Short task:
Write out the records word for word, with no pictures.

───── Data section ─────

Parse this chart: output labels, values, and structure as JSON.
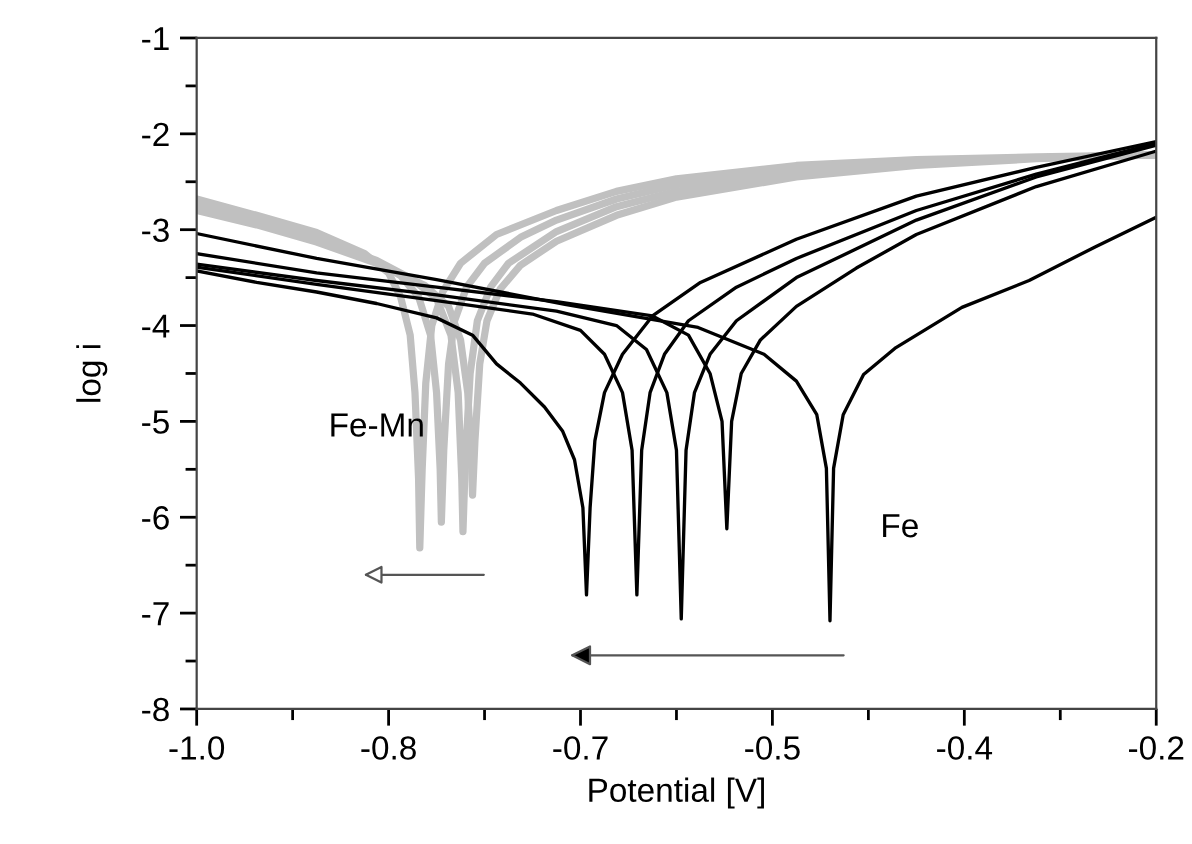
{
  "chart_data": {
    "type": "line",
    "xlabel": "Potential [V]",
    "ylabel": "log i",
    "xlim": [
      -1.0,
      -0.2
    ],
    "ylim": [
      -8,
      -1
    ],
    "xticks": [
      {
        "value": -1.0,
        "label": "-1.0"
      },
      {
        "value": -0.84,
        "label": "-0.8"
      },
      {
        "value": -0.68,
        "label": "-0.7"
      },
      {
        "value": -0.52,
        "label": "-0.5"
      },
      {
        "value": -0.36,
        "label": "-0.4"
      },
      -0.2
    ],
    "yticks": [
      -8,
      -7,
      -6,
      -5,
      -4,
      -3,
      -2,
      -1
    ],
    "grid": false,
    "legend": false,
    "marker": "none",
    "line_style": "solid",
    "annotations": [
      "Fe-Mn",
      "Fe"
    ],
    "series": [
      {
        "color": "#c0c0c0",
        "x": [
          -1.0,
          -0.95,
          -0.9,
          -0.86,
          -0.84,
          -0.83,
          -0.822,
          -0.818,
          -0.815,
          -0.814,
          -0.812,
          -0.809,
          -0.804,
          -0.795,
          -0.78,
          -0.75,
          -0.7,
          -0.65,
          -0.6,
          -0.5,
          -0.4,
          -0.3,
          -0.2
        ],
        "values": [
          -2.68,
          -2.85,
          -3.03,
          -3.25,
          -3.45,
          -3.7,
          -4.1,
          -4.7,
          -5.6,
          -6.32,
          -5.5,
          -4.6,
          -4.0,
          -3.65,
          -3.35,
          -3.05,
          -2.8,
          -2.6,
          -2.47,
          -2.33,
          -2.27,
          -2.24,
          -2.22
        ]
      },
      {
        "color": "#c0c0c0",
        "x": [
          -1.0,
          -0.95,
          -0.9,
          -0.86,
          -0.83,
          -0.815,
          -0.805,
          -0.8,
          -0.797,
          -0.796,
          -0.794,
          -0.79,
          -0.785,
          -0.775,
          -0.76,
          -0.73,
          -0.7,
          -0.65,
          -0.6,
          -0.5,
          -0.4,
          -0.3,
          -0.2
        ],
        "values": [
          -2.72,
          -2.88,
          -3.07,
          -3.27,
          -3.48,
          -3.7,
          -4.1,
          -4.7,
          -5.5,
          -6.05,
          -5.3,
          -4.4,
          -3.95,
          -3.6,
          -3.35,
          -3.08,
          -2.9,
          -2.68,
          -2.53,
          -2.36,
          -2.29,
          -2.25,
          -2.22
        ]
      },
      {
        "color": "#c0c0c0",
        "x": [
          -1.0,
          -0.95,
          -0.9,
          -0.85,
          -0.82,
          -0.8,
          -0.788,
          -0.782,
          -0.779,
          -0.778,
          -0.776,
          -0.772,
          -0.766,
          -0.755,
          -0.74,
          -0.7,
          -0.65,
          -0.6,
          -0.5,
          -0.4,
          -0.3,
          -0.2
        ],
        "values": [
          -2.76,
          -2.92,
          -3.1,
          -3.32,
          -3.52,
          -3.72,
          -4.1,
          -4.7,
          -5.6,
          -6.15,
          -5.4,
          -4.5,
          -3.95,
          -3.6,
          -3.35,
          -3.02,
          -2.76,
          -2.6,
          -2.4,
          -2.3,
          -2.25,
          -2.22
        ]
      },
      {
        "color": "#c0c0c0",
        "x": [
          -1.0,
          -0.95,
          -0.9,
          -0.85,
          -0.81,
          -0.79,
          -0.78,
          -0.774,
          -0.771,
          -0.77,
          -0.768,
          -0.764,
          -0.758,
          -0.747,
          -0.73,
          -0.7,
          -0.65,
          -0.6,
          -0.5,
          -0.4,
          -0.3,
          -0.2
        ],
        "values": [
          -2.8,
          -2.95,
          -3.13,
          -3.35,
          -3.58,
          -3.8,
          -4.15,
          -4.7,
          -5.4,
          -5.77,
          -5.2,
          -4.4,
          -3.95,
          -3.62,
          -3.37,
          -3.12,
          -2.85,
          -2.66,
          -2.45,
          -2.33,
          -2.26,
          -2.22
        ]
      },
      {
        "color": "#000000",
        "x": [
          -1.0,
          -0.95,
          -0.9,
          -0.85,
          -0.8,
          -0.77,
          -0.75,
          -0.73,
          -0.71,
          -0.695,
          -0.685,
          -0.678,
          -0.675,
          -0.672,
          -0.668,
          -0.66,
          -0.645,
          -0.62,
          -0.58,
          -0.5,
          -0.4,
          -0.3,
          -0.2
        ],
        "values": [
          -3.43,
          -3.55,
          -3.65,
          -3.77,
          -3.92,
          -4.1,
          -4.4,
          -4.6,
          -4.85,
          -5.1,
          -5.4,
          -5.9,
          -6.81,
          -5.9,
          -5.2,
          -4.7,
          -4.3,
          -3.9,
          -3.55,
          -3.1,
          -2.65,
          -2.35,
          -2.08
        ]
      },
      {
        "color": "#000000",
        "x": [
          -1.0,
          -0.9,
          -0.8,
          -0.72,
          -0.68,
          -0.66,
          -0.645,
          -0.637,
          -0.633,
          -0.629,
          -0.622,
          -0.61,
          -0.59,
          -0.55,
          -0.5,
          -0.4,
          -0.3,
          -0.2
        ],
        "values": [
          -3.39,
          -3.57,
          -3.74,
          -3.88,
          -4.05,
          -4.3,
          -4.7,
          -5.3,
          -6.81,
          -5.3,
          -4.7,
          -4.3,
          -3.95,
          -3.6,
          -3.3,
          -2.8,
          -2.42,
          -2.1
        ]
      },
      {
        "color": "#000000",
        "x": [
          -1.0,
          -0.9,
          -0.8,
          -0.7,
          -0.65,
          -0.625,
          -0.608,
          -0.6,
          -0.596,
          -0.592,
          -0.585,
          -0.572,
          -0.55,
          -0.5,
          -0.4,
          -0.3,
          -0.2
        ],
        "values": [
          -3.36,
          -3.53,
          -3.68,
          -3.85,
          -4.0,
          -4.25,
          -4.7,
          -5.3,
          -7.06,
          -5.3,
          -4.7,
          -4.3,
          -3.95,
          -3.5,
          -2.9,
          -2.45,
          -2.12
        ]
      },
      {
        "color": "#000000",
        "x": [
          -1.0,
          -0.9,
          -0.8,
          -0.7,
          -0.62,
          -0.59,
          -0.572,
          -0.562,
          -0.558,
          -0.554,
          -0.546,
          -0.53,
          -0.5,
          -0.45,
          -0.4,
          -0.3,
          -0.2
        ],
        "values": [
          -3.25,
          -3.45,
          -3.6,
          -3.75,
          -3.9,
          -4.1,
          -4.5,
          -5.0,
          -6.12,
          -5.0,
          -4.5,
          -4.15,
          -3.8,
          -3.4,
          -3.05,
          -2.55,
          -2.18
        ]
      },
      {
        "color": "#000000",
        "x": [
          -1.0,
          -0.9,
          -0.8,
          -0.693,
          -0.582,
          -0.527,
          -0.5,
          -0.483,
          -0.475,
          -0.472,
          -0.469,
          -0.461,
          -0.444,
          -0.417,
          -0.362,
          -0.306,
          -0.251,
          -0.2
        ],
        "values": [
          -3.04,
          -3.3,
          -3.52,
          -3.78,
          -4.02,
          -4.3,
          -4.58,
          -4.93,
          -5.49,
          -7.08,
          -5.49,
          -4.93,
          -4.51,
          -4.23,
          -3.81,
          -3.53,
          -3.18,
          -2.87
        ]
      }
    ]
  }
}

─────

Written response:
Parse this chart: output labels, values, and structure as JSON.
{
  "chart_data": {
    "type": "line",
    "xlabel": "Potential [V]",
    "ylabel": "log i",
    "xlim": [
      -1.0,
      -0.2
    ],
    "ylim": [
      -8,
      -1
    ],
    "xticks": [
      {
        "value": -1.0,
        "label": "-1.0"
      },
      {
        "value": -0.84,
        "label": "-0.8"
      },
      {
        "value": -0.68,
        "label": "-0.7"
      },
      {
        "value": -0.52,
        "label": "-0.5"
      },
      {
        "value": -0.36,
        "label": "-0.4"
      },
      -0.2
    ],
    "yticks": [
      -8,
      -7,
      -6,
      -5,
      -4,
      -3,
      -2,
      -1
    ],
    "grid": false,
    "legend": false,
    "marker": "none",
    "line_style": "solid",
    "annotations": [
      "Fe-Mn",
      "Fe"
    ],
    "series": [
      {
        "color": "#c0c0c0",
        "x": [
          -1.0,
          -0.95,
          -0.9,
          -0.86,
          -0.84,
          -0.83,
          -0.822,
          -0.818,
          -0.815,
          -0.814,
          -0.812,
          -0.809,
          -0.804,
          -0.795,
          -0.78,
          -0.75,
          -0.7,
          -0.65,
          -0.6,
          -0.5,
          -0.4,
          -0.3,
          -0.2
        ],
        "values": [
          -2.68,
          -2.85,
          -3.03,
          -3.25,
          -3.45,
          -3.7,
          -4.1,
          -4.7,
          -5.6,
          -6.32,
          -5.5,
          -4.6,
          -4.0,
          -3.65,
          -3.35,
          -3.05,
          -2.8,
          -2.6,
          -2.47,
          -2.33,
          -2.27,
          -2.24,
          -2.22
        ]
      },
      {
        "color": "#c0c0c0",
        "x": [
          -1.0,
          -0.95,
          -0.9,
          -0.86,
          -0.83,
          -0.815,
          -0.805,
          -0.8,
          -0.797,
          -0.796,
          -0.794,
          -0.79,
          -0.785,
          -0.775,
          -0.76,
          -0.73,
          -0.7,
          -0.65,
          -0.6,
          -0.5,
          -0.4,
          -0.3,
          -0.2
        ],
        "values": [
          -2.72,
          -2.88,
          -3.07,
          -3.27,
          -3.48,
          -3.7,
          -4.1,
          -4.7,
          -5.5,
          -6.05,
          -5.3,
          -4.4,
          -3.95,
          -3.6,
          -3.35,
          -3.08,
          -2.9,
          -2.68,
          -2.53,
          -2.36,
          -2.29,
          -2.25,
          -2.22
        ]
      },
      {
        "color": "#c0c0c0",
        "x": [
          -1.0,
          -0.95,
          -0.9,
          -0.85,
          -0.82,
          -0.8,
          -0.788,
          -0.782,
          -0.779,
          -0.778,
          -0.776,
          -0.772,
          -0.766,
          -0.755,
          -0.74,
          -0.7,
          -0.65,
          -0.6,
          -0.5,
          -0.4,
          -0.3,
          -0.2
        ],
        "values": [
          -2.76,
          -2.92,
          -3.1,
          -3.32,
          -3.52,
          -3.72,
          -4.1,
          -4.7,
          -5.6,
          -6.15,
          -5.4,
          -4.5,
          -3.95,
          -3.6,
          -3.35,
          -3.02,
          -2.76,
          -2.6,
          -2.4,
          -2.3,
          -2.25,
          -2.22
        ]
      },
      {
        "color": "#c0c0c0",
        "x": [
          -1.0,
          -0.95,
          -0.9,
          -0.85,
          -0.81,
          -0.79,
          -0.78,
          -0.774,
          -0.771,
          -0.77,
          -0.768,
          -0.764,
          -0.758,
          -0.747,
          -0.73,
          -0.7,
          -0.65,
          -0.6,
          -0.5,
          -0.4,
          -0.3,
          -0.2
        ],
        "values": [
          -2.8,
          -2.95,
          -3.13,
          -3.35,
          -3.58,
          -3.8,
          -4.15,
          -4.7,
          -5.4,
          -5.77,
          -5.2,
          -4.4,
          -3.95,
          -3.62,
          -3.37,
          -3.12,
          -2.85,
          -2.66,
          -2.45,
          -2.33,
          -2.26,
          -2.22
        ]
      },
      {
        "color": "#000000",
        "x": [
          -1.0,
          -0.95,
          -0.9,
          -0.85,
          -0.8,
          -0.77,
          -0.75,
          -0.73,
          -0.71,
          -0.695,
          -0.685,
          -0.678,
          -0.675,
          -0.672,
          -0.668,
          -0.66,
          -0.645,
          -0.62,
          -0.58,
          -0.5,
          -0.4,
          -0.3,
          -0.2
        ],
        "values": [
          -3.43,
          -3.55,
          -3.65,
          -3.77,
          -3.92,
          -4.1,
          -4.4,
          -4.6,
          -4.85,
          -5.1,
          -5.4,
          -5.9,
          -6.81,
          -5.9,
          -5.2,
          -4.7,
          -4.3,
          -3.9,
          -3.55,
          -3.1,
          -2.65,
          -2.35,
          -2.08
        ]
      },
      {
        "color": "#000000",
        "x": [
          -1.0,
          -0.9,
          -0.8,
          -0.72,
          -0.68,
          -0.66,
          -0.645,
          -0.637,
          -0.633,
          -0.629,
          -0.622,
          -0.61,
          -0.59,
          -0.55,
          -0.5,
          -0.4,
          -0.3,
          -0.2
        ],
        "values": [
          -3.39,
          -3.57,
          -3.74,
          -3.88,
          -4.05,
          -4.3,
          -4.7,
          -5.3,
          -6.81,
          -5.3,
          -4.7,
          -4.3,
          -3.95,
          -3.6,
          -3.3,
          -2.8,
          -2.42,
          -2.1
        ]
      },
      {
        "color": "#000000",
        "x": [
          -1.0,
          -0.9,
          -0.8,
          -0.7,
          -0.65,
          -0.625,
          -0.608,
          -0.6,
          -0.596,
          -0.592,
          -0.585,
          -0.572,
          -0.55,
          -0.5,
          -0.4,
          -0.3,
          -0.2
        ],
        "values": [
          -3.36,
          -3.53,
          -3.68,
          -3.85,
          -4.0,
          -4.25,
          -4.7,
          -5.3,
          -7.06,
          -5.3,
          -4.7,
          -4.3,
          -3.95,
          -3.5,
          -2.9,
          -2.45,
          -2.12
        ]
      },
      {
        "color": "#000000",
        "x": [
          -1.0,
          -0.9,
          -0.8,
          -0.7,
          -0.62,
          -0.59,
          -0.572,
          -0.562,
          -0.558,
          -0.554,
          -0.546,
          -0.53,
          -0.5,
          -0.45,
          -0.4,
          -0.3,
          -0.2
        ],
        "values": [
          -3.25,
          -3.45,
          -3.6,
          -3.75,
          -3.9,
          -4.1,
          -4.5,
          -5.0,
          -6.12,
          -5.0,
          -4.5,
          -4.15,
          -3.8,
          -3.4,
          -3.05,
          -2.55,
          -2.18
        ]
      },
      {
        "color": "#000000",
        "x": [
          -1.0,
          -0.9,
          -0.8,
          -0.693,
          -0.582,
          -0.527,
          -0.5,
          -0.483,
          -0.475,
          -0.472,
          -0.469,
          -0.461,
          -0.444,
          -0.417,
          -0.362,
          -0.306,
          -0.251,
          -0.2
        ],
        "values": [
          -3.04,
          -3.3,
          -3.52,
          -3.78,
          -4.02,
          -4.3,
          -4.58,
          -4.93,
          -5.49,
          -7.08,
          -5.49,
          -4.93,
          -4.51,
          -4.23,
          -3.81,
          -3.53,
          -3.18,
          -2.87
        ]
      }
    ]
  }
}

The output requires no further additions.